[Records from a data collection]
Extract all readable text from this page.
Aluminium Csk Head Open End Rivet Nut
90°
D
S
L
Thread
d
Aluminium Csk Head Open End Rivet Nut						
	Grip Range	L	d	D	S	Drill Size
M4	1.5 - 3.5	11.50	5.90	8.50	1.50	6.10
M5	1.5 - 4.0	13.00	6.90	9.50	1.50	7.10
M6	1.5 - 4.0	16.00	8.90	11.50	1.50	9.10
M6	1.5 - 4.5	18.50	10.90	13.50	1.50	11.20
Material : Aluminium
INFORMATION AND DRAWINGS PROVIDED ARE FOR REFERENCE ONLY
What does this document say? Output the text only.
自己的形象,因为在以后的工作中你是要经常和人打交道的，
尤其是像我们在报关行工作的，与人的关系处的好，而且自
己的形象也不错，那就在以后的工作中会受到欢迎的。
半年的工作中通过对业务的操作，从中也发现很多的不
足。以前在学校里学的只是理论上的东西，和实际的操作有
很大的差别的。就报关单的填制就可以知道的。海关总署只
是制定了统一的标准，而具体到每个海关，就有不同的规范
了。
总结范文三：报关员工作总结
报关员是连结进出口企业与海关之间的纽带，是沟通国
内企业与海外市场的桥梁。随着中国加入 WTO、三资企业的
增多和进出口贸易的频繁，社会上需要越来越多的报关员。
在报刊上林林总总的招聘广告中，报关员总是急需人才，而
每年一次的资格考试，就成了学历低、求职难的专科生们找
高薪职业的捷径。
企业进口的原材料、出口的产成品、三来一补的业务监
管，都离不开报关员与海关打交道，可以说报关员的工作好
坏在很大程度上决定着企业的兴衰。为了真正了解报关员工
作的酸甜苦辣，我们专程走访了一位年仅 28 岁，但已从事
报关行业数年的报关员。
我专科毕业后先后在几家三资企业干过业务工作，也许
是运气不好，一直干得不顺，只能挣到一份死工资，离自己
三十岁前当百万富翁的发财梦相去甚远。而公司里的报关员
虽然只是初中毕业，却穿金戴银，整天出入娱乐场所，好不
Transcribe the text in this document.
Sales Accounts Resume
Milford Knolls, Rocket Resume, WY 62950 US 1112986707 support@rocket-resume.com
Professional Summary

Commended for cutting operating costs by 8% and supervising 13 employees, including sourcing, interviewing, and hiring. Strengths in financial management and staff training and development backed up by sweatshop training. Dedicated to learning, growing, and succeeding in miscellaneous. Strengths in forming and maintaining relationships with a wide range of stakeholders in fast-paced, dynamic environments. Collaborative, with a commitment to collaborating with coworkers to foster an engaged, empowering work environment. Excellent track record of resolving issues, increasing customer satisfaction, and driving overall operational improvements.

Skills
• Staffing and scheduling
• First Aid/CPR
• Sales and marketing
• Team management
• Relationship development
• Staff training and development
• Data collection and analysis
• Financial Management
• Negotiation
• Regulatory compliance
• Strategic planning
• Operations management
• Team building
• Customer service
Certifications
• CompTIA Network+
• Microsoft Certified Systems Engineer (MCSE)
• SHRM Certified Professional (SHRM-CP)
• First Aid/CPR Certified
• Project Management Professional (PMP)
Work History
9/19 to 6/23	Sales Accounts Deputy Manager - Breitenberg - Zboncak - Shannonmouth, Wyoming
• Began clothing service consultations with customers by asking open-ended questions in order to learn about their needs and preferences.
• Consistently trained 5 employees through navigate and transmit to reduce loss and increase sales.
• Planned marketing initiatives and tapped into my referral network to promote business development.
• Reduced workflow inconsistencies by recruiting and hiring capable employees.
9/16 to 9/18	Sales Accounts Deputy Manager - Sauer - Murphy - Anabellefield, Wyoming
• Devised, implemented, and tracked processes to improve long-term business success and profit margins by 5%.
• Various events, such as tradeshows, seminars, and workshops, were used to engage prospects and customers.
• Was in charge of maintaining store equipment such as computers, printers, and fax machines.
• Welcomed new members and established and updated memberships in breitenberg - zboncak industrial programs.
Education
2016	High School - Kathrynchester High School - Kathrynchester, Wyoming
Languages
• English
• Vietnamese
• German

Directive: Quote each line above in full, word for word.

Expected output:
Extract all readable text from this page.
Aluminium Csk Head Open End Rivet Nut
90°
D
S
L
Thread
d
Aluminium Csk Head Open End Rivet Nut						
	Grip Range	L	d	D	S	Drill Size
M4	1.5 - 3.5	11.50	5.90	8.50	1.50	6.10
M5	1.5 - 4.0	13.00	6.90	9.50	1.50	7.10
M6	1.5 - 4.0	16.00	8.90	11.50	1.50	9.10
M6	1.5 - 4.5	18.50	10.90	13.50	1.50	11.20
Material : Aluminium
INFORMATION AND DRAWINGS PROVIDED ARE FOR REFERENCE ONLY
What does this document say? Output the text only.
自己的形象,因为在以后的工作中你是要经常和人打交道的，
尤其是像我们在报关行工作的，与人的关系处的好，而且自
己的形象也不错，那就在以后的工作中会受到欢迎的。
半年的工作中通过对业务的操作，从中也发现很多的不
足。以前在学校里学的只是理论上的东西，和实际的操作有
很大的差别的。就报关单的填制就可以知道的。海关总署只
是制定了统一的标准，而具体到每个海关，就有不同的规范
了。
总结范文三：报关员工作总结
报关员是连结进出口企业与海关之间的纽带，是沟通国
内企业与海外市场的桥梁。随着中国加入 WTO、三资企业的
增多和进出口贸易的频繁，社会上需要越来越多的报关员。
在报刊上林林总总的招聘广告中，报关员总是急需人才，而
每年一次的资格考试，就成了学历低、求职难的专科生们找
高薪职业的捷径。
企业进口的原材料、出口的产成品、三来一补的业务监
管，都离不开报关员与海关打交道，可以说报关员的工作好
坏在很大程度上决定着企业的兴衰。为了真正了解报关员工
作的酸甜苦辣，我们专程走访了一位年仅 28 岁，但已从事
报关行业数年的报关员。
我专科毕业后先后在几家三资企业干过业务工作，也许
是运气不好，一直干得不顺，只能挣到一份死工资，离自己
三十岁前当百万富翁的发财梦相去甚远。而公司里的报关员
虽然只是初中毕业，却穿金戴银，整天出入娱乐场所，好不
Transcribe the text in this document.
Sales Accounts Resume
Milford Knolls, Rocket Resume, WY 62950 US 1112986707 support@rocket-resume.com
Professional Summary

Commended for cutting operating costs by 8% and supervising 13 employees, including sourcing, interviewing, and hiring. Strengths in financial management and staff training and development backed up by sweatshop training. Dedicated to learning, growing, and succeeding in miscellaneous. Strengths in forming and maintaining relationships with a wide range of stakeholders in fast-paced, dynamic environments. Collaborative, with a commitment to collaborating with coworkers to foster an engaged, empowering work environment. Excellent track record of resolving issues, increasing customer satisfaction, and driving overall operational improvements.

Skills
• Staffing and scheduling
• First Aid/CPR
• Sales and marketing
• Team management
• Relationship development
• Staff training and development
• Data collection and analysis
• Financial Management
• Negotiation
• Regulatory compliance
• Strategic planning
• Operations management
• Team building
• Customer service
Certifications
• CompTIA Network+
• Microsoft Certified Systems Engineer (MCSE)
• SHRM Certified Professional (SHRM-CP)
• First Aid/CPR Certified
• Project Management Professional (PMP)
Work History
9/19 to 6/23	Sales Accounts Deputy Manager - Breitenberg - Zboncak - Shannonmouth, Wyoming
• Began clothing service consultations with customers by asking open-ended questions in order to learn about their needs and preferences.
• Consistently trained 5 employees through navigate and transmit to reduce loss and increase sales.
• Planned marketing initiatives and tapped into my referral network to promote business development.
• Reduced workflow inconsistencies by recruiting and hiring capable employees.
9/16 to 9/18	Sales Accounts Deputy Manager - Sauer - Murphy - Anabellefield, Wyoming
• Devised, implemented, and tracked processes to improve long-term business success and profit margins by 5%.
• Various events, such as tradeshows, seminars, and workshops, were used to engage prospects and customers.
• Was in charge of maintaining store equipment such as computers, printers, and fax machines.
• Welcomed new members and established and updated memberships in breitenberg - zboncak industrial programs.
Education
2016	High School - Kathrynchester High School - Kathrynchester, Wyoming
Languages
• English
• Vietnamese
• German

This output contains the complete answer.